***** SOURCE RECORDS *****
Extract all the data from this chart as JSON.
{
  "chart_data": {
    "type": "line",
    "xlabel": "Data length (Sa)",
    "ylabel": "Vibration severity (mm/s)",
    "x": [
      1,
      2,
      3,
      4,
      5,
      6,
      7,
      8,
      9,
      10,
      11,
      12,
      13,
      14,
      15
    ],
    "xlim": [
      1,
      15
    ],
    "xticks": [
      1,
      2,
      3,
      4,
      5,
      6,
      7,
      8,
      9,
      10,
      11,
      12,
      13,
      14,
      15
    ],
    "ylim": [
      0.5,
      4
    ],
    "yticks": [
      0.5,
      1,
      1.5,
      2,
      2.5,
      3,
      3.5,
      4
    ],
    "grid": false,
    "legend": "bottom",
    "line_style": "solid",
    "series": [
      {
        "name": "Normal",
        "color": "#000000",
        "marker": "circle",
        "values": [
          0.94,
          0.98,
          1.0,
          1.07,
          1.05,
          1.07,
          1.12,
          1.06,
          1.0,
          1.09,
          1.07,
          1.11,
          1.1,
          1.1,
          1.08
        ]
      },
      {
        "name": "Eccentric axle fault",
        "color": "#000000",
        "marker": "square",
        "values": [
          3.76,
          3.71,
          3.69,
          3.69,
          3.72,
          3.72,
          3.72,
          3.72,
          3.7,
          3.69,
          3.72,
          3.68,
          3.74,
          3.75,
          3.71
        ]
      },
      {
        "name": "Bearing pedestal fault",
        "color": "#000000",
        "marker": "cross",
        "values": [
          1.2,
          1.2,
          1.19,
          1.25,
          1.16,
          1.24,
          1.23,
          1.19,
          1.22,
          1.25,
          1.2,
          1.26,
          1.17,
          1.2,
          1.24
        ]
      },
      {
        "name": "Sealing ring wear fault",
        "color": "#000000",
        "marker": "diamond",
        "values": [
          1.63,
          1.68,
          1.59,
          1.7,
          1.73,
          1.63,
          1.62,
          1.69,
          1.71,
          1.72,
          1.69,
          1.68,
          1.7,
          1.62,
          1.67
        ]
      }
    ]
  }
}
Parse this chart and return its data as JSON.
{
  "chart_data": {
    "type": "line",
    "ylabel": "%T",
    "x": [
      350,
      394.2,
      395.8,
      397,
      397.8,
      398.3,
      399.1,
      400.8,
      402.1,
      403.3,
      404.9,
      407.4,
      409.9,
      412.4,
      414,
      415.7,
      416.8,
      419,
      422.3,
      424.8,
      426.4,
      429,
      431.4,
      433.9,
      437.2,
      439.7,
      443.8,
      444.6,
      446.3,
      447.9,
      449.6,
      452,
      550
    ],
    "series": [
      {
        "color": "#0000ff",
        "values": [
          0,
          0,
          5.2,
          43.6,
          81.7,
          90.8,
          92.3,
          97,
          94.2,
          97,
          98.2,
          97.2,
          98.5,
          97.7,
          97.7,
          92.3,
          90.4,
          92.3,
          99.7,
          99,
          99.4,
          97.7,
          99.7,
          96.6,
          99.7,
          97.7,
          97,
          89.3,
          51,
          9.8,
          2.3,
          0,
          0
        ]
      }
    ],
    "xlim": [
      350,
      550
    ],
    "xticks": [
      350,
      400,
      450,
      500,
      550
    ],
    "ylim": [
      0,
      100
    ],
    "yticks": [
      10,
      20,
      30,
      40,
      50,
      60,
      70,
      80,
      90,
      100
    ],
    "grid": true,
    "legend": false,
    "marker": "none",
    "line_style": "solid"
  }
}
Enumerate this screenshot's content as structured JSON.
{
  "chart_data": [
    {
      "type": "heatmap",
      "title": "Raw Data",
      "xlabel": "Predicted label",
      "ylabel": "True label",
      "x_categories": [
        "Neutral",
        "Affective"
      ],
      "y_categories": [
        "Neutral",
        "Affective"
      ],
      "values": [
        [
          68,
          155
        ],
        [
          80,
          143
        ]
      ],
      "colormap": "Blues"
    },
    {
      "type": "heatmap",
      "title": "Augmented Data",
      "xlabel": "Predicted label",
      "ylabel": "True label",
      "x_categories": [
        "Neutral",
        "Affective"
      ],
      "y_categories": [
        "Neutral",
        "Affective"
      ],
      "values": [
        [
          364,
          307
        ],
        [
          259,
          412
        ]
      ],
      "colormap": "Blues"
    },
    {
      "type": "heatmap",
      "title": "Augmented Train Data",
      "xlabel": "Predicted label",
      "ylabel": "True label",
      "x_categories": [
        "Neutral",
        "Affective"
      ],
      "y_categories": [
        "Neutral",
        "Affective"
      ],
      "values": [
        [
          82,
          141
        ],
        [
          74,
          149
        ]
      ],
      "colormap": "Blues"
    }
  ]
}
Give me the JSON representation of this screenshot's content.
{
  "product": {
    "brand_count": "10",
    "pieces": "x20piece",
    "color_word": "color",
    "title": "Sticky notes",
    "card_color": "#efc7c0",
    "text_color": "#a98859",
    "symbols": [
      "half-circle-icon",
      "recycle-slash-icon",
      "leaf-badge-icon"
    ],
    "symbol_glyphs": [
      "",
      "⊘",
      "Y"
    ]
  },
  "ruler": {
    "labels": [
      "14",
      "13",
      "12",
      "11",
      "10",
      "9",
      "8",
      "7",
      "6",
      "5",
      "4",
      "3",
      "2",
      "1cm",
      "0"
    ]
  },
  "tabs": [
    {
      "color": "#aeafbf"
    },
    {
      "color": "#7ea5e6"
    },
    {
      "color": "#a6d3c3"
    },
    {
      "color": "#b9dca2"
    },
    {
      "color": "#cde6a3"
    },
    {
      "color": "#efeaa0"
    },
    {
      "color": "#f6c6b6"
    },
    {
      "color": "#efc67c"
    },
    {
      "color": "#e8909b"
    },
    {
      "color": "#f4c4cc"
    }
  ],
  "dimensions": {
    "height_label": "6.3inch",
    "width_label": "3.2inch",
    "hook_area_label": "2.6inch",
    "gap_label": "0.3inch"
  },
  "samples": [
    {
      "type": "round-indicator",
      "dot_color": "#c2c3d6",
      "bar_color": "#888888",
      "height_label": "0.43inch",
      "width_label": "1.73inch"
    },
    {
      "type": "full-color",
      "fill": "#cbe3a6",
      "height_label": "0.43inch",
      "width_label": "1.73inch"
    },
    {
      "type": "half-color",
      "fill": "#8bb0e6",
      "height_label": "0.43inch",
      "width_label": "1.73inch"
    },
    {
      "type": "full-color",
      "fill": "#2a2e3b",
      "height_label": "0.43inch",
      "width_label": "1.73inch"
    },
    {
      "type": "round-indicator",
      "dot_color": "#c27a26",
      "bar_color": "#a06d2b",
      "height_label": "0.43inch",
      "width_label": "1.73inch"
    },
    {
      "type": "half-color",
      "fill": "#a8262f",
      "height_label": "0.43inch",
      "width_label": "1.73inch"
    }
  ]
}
*****
▶ [TASK INSTRUCTIONS] Reproduce the listing above word for word.

▶ [REPLY TO THE TASK]
Extract all the data from this chart as JSON.
{
  "chart_data": {
    "type": "line",
    "xlabel": "Data length (Sa)",
    "ylabel": "Vibration severity (mm/s)",
    "x": [
      1,
      2,
      3,
      4,
      5,
      6,
      7,
      8,
      9,
      10,
      11,
      12,
      13,
      14,
      15
    ],
    "xlim": [
      1,
      15
    ],
    "xticks": [
      1,
      2,
      3,
      4,
      5,
      6,
      7,
      8,
      9,
      10,
      11,
      12,
      13,
      14,
      15
    ],
    "ylim": [
      0.5,
      4
    ],
    "yticks": [
      0.5,
      1,
      1.5,
      2,
      2.5,
      3,
      3.5,
      4
    ],
    "grid": false,
    "legend": "bottom",
    "line_style": "solid",
    "series": [
      {
        "name": "Normal",
        "color": "#000000",
        "marker": "circle",
        "values": [
          0.94,
          0.98,
          1.0,
          1.07,
          1.05,
          1.07,
          1.12,
          1.06,
          1.0,
          1.09,
          1.07,
          1.11,
          1.1,
          1.1,
          1.08
        ]
      },
      {
        "name": "Eccentric axle fault",
        "color": "#000000",
        "marker": "square",
        "values": [
          3.76,
          3.71,
          3.69,
          3.69,
          3.72,
          3.72,
          3.72,
          3.72,
          3.7,
          3.69,
          3.72,
          3.68,
          3.74,
          3.75,
          3.71
        ]
      },
      {
        "name": "Bearing pedestal fault",
        "color": "#000000",
        "marker": "cross",
        "values": [
          1.2,
          1.2,
          1.19,
          1.25,
          1.16,
          1.24,
          1.23,
          1.19,
          1.22,
          1.25,
          1.2,
          1.26,
          1.17,
          1.2,
          1.24
        ]
      },
      {
        "name": "Sealing ring wear fault",
        "color": "#000000",
        "marker": "diamond",
        "values": [
          1.63,
          1.68,
          1.59,
          1.7,
          1.73,
          1.63,
          1.62,
          1.69,
          1.71,
          1.72,
          1.69,
          1.68,
          1.7,
          1.62,
          1.67
        ]
      }
    ]
  }
}
Parse this chart and return its data as JSON.
{
  "chart_data": {
    "type": "line",
    "ylabel": "%T",
    "x": [
      350,
      394.2,
      395.8,
      397,
      397.8,
      398.3,
      399.1,
      400.8,
      402.1,
      403.3,
      404.9,
      407.4,
      409.9,
      412.4,
      414,
      415.7,
      416.8,
      419,
      422.3,
      424.8,
      426.4,
      429,
      431.4,
      433.9,
      437.2,
      439.7,
      443.8,
      444.6,
      446.3,
      447.9,
      449.6,
      452,
      550
    ],
    "series": [
      {
        "color": "#0000ff",
        "values": [
          0,
          0,
          5.2,
          43.6,
          81.7,
          90.8,
          92.3,
          97,
          94.2,
          97,
          98.2,
          97.2,
          98.5,
          97.7,
          97.7,
          92.3,
          90.4,
          92.3,
          99.7,
          99,
          99.4,
          97.7,
          99.7,
          96.6,
          99.7,
          97.7,
          97,
          89.3,
          51,
          9.8,
          2.3,
          0,
          0
        ]
      }
    ],
    "xlim": [
      350,
      550
    ],
    "xticks": [
      350,
      400,
      450,
      500,
      550
    ],
    "ylim": [
      0,
      100
    ],
    "yticks": [
      10,
      20,
      30,
      40,
      50,
      60,
      70,
      80,
      90,
      100
    ],
    "grid": true,
    "legend": false,
    "marker": "none",
    "line_style": "solid"
  }
}
Enumerate this screenshot's content as structured JSON.
{
  "chart_data": [
    {
      "type": "heatmap",
      "title": "Raw Data",
      "xlabel": "Predicted label",
      "ylabel": "True label",
      "x_categories": [
        "Neutral",
        "Affective"
      ],
      "y_categories": [
        "Neutral",
        "Affective"
      ],
      "values": [
        [
          68,
          155
        ],
        [
          80,
          143
        ]
      ],
      "colormap": "Blues"
    },
    {
      "type": "heatmap",
      "title": "Augmented Data",
      "xlabel": "Predicted label",
      "ylabel": "True label",
      "x_categories": [
        "Neutral",
        "Affective"
      ],
      "y_categories": [
        "Neutral",
        "Affective"
      ],
      "values": [
        [
          364,
          307
        ],
        [
          259,
          412
        ]
      ],
      "colormap": "Blues"
    },
    {
      "type": "heatmap",
      "title": "Augmented Train Data",
      "xlabel": "Predicted label",
      "ylabel": "True label",
      "x_categories": [
        "Neutral",
        "Affective"
      ],
      "y_categories": [
        "Neutral",
        "Affective"
      ],
      "values": [
        [
          82,
          141
        ],
        [
          74,
          149
        ]
      ],
      "colormap": "Blues"
    }
  ]
}
Give me the JSON representation of this screenshot's content.
{
  "product": {
    "brand_count": "10",
    "pieces": "x20piece",
    "color_word": "color",
    "title": "Sticky notes",
    "card_color": "#efc7c0",
    "text_color": "#a98859",
    "symbols": [
      "half-circle-icon",
      "recycle-slash-icon",
      "leaf-badge-icon"
    ],
    "symbol_glyphs": [
      "",
      "⊘",
      "Y"
    ]
  },
  "ruler": {
    "labels": [
      "14",
      "13",
      "12",
      "11",
      "10",
      "9",
      "8",
      "7",
      "6",
      "5",
      "4",
      "3",
      "2",
      "1cm",
      "0"
    ]
  },
  "tabs": [
    {
      "color": "#aeafbf"
    },
    {
      "color": "#7ea5e6"
    },
    {
      "color": "#a6d3c3"
    },
    {
      "color": "#b9dca2"
    },
    {
      "color": "#cde6a3"
    },
    {
      "color": "#efeaa0"
    },
    {
      "color": "#f6c6b6"
    },
    {
      "color": "#efc67c"
    },
    {
      "color": "#e8909b"
    },
    {
      "color": "#f4c4cc"
    }
  ],
  "dimensions": {
    "height_label": "6.3inch",
    "width_label": "3.2inch",
    "hook_area_label": "2.6inch",
    "gap_label": "0.3inch"
  },
  "samples": [
    {
      "type": "round-indicator",
      "dot_color": "#c2c3d6",
      "bar_color": "#888888",
      "height_label": "0.43inch",
      "width_label": "1.73inch"
    },
    {
      "type": "full-color",
      "fill": "#cbe3a6",
      "height_label": "0.43inch",
      "width_label": "1.73inch"
    },
    {
      "type": "half-color",
      "fill": "#8bb0e6",
      "height_label": "0.43inch",
      "width_label": "1.73inch"
    },
    {
      "type": "full-color",
      "fill": "#2a2e3b",
      "height_label": "0.43inch",
      "width_label": "1.73inch"
    },
    {
      "type": "round-indicator",
      "dot_color": "#c27a26",
      "bar_color": "#a06d2b",
      "height_label": "0.43inch",
      "width_label": "1.73inch"
    },
    {
      "type": "half-color",
      "fill": "#a8262f",
      "height_label": "0.43inch",
      "width_label": "1.73inch"
    }
  ]
}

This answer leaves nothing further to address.